___ MATERIAL PROVIDED

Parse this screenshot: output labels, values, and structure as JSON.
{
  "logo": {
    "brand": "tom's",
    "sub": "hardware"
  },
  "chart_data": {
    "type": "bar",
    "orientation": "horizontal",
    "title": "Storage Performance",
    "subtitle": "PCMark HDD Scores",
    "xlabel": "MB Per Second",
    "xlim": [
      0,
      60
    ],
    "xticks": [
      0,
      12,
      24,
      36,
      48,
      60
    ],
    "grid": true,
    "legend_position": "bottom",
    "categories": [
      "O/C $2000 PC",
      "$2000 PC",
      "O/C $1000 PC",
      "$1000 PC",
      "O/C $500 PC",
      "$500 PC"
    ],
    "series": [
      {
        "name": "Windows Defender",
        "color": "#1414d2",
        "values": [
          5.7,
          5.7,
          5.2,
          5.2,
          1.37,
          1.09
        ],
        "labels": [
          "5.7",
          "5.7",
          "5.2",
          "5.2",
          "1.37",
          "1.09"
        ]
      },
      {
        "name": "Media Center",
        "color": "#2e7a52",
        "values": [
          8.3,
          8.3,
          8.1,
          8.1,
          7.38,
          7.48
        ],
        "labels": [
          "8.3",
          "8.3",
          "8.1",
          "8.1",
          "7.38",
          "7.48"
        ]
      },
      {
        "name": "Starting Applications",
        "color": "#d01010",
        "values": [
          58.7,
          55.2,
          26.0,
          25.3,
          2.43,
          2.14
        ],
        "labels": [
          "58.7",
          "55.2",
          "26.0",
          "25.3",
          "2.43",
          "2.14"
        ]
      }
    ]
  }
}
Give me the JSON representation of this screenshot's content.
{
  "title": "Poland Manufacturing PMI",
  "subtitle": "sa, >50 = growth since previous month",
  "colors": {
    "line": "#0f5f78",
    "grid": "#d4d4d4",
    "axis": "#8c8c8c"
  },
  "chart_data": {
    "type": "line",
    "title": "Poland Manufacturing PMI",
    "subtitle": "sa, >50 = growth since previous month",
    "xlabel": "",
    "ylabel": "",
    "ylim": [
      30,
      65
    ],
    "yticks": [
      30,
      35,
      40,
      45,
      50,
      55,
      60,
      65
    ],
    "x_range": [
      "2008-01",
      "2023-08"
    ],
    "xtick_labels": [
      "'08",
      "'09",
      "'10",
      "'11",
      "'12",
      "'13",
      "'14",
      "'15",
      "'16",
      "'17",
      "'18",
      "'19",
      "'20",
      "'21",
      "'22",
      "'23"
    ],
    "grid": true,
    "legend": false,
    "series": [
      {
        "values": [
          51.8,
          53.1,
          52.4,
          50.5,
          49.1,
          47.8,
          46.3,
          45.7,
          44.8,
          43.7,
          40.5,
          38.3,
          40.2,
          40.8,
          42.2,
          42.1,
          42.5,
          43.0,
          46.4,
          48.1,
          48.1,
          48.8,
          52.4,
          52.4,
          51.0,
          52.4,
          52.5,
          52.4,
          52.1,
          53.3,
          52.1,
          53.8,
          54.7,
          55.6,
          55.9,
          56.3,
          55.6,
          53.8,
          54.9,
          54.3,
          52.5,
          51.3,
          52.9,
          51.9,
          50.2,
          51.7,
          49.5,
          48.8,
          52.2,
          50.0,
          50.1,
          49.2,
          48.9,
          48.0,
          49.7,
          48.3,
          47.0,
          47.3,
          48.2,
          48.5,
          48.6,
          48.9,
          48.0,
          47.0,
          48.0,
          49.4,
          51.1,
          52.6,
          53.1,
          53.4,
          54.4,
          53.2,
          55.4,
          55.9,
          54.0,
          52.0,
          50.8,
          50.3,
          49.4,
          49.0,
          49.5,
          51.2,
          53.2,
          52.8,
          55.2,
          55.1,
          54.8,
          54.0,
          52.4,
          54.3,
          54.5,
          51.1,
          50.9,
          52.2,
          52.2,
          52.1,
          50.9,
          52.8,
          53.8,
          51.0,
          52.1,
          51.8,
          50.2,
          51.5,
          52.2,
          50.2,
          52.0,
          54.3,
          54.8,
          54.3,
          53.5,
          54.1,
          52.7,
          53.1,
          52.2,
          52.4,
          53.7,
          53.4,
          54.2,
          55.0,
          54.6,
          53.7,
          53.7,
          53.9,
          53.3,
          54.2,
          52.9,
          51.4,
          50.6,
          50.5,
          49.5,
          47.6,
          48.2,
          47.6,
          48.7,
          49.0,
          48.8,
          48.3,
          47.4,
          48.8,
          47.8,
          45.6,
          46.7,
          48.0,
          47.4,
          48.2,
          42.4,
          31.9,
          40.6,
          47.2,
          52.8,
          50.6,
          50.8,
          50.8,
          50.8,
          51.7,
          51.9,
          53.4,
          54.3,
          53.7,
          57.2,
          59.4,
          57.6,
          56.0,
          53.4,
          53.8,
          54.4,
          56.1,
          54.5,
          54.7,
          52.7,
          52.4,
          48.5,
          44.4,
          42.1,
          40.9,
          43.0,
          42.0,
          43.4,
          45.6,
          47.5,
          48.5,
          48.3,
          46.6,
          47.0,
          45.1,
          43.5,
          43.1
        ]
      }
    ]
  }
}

______

### STATED EXERCISE
Copy every line of the listing that includes the string "screenshot".

### REPLY TO THE EXERCISE
Parse this screenshot: output labels, values, and structure as JSON.
Give me the JSON representation of this screenshot's content.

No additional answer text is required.